What is required:
Write out the whole listing, matching it exactly.

— Start The data —

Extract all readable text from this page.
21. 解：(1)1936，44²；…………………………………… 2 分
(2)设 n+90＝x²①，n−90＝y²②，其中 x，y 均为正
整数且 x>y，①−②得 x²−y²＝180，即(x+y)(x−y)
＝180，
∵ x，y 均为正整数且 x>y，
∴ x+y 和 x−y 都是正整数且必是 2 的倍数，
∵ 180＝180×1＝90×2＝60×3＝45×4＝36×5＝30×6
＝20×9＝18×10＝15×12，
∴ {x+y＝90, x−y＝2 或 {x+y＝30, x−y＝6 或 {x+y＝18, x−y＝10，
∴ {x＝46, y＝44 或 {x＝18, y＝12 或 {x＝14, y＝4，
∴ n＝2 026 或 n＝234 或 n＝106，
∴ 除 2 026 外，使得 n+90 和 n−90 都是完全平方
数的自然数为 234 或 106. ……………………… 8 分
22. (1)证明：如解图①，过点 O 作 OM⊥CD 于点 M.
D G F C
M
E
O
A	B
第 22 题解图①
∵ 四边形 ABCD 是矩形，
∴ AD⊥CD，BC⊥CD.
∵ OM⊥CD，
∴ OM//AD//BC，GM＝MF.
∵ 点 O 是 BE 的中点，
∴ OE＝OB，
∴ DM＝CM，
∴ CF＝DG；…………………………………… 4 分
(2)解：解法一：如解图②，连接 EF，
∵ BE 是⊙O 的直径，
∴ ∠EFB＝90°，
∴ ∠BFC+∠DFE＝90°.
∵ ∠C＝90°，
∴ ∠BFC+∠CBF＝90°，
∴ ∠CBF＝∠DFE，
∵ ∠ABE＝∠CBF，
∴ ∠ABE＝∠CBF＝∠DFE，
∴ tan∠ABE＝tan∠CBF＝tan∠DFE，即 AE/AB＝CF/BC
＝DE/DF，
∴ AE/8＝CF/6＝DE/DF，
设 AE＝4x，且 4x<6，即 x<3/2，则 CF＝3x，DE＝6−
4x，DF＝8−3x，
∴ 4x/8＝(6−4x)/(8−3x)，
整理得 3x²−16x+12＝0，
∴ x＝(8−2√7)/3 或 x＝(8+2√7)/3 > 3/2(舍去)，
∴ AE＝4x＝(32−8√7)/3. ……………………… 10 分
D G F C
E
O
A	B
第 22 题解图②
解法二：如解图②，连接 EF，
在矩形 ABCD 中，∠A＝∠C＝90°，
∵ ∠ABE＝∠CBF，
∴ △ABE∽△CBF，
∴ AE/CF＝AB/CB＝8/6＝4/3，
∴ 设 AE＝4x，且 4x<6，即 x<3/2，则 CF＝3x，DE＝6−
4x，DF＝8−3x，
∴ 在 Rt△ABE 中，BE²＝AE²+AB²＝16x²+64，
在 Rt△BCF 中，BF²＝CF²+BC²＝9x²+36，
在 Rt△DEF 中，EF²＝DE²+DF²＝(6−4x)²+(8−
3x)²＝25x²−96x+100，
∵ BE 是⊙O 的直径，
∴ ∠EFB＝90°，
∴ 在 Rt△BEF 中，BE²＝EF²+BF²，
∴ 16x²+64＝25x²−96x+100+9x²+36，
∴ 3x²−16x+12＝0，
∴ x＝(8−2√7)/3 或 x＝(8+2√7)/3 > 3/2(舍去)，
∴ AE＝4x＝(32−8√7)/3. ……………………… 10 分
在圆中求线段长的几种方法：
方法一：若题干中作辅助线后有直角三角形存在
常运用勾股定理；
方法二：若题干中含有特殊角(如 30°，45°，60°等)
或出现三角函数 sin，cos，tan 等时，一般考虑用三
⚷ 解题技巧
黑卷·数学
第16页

— End The data —

Completed exercise:
Extract all readable text from this page.
21. 解：(1)1936，44²；…………………………………… 2 分
(2)设 n+90＝x²①，n−90＝y²②，其中 x，y 均为正
整数且 x>y，①−②得 x²−y²＝180，即(x+y)(x−y)
＝180，
∵ x，y 均为正整数且 x>y，
∴ x+y 和 x−y 都是正整数且必是 2 的倍数，
∵ 180＝180×1＝90×2＝60×3＝45×4＝36×5＝30×6
＝20×9＝18×10＝15×12，
∴ {x+y＝90, x−y＝2 或 {x+y＝30, x−y＝6 或 {x+y＝18, x−y＝10，
∴ {x＝46, y＝44 或 {x＝18, y＝12 或 {x＝14, y＝4，
∴ n＝2 026 或 n＝234 或 n＝106，
∴ 除 2 026 外，使得 n+90 和 n−90 都是完全平方
数的自然数为 234 或 106. ……………………… 8 分
22. (1)证明：如解图①，过点 O 作 OM⊥CD 于点 M.
D G F C
M
E
O
A	B
第 22 题解图①
∵ 四边形 ABCD 是矩形，
∴ AD⊥CD，BC⊥CD.
∵ OM⊥CD，
∴ OM//AD//BC，GM＝MF.
∵ 点 O 是 BE 的中点，
∴ OE＝OB，
∴ DM＝CM，
∴ CF＝DG；…………………………………… 4 分
(2)解：解法一：如解图②，连接 EF，
∵ BE 是⊙O 的直径，
∴ ∠EFB＝90°，
∴ ∠BFC+∠DFE＝90°.
∵ ∠C＝90°，
∴ ∠BFC+∠CBF＝90°，
∴ ∠CBF＝∠DFE，
∵ ∠ABE＝∠CBF，
∴ ∠ABE＝∠CBF＝∠DFE，
∴ tan∠ABE＝tan∠CBF＝tan∠DFE，即 AE/AB＝CF/BC
＝DE/DF，
∴ AE/8＝CF/6＝DE/DF，
设 AE＝4x，且 4x<6，即 x<3/2，则 CF＝3x，DE＝6−
4x，DF＝8−3x，
∴ 4x/8＝(6−4x)/(8−3x)，
整理得 3x²−16x+12＝0，
∴ x＝(8−2√7)/3 或 x＝(8+2√7)/3 > 3/2(舍去)，
∴ AE＝4x＝(32−8√7)/3. ……………………… 10 分
D G F C
E
O
A	B
第 22 题解图②
解法二：如解图②，连接 EF，
在矩形 ABCD 中，∠A＝∠C＝90°，
∵ ∠ABE＝∠CBF，
∴ △ABE∽△CBF，
∴ AE/CF＝AB/CB＝8/6＝4/3，
∴ 设 AE＝4x，且 4x<6，即 x<3/2，则 CF＝3x，DE＝6−
4x，DF＝8−3x，
∴ 在 Rt△ABE 中，BE²＝AE²+AB²＝16x²+64，
在 Rt△BCF 中，BF²＝CF²+BC²＝9x²+36，
在 Rt△DEF 中，EF²＝DE²+DF²＝(6−4x)²+(8−
3x)²＝25x²−96x+100，
∵ BE 是⊙O 的直径，
∴ ∠EFB＝90°，
∴ 在 Rt△BEF 中，BE²＝EF²+BF²，
∴ 16x²+64＝25x²−96x+100+9x²+36，
∴ 3x²−16x+12＝0，
∴ x＝(8−2√7)/3 或 x＝(8+2√7)/3 > 3/2(舍去)，
∴ AE＝4x＝(32−8√7)/3. ……………………… 10 分
在圆中求线段长的几种方法：
方法一：若题干中作辅助线后有直角三角形存在
常运用勾股定理；
方法二：若题干中含有特殊角(如 30°，45°，60°等)
或出现三角函数 sin，cos，tan 等时，一般考虑用三
⚷ 解题技巧
黑卷·数学
第16页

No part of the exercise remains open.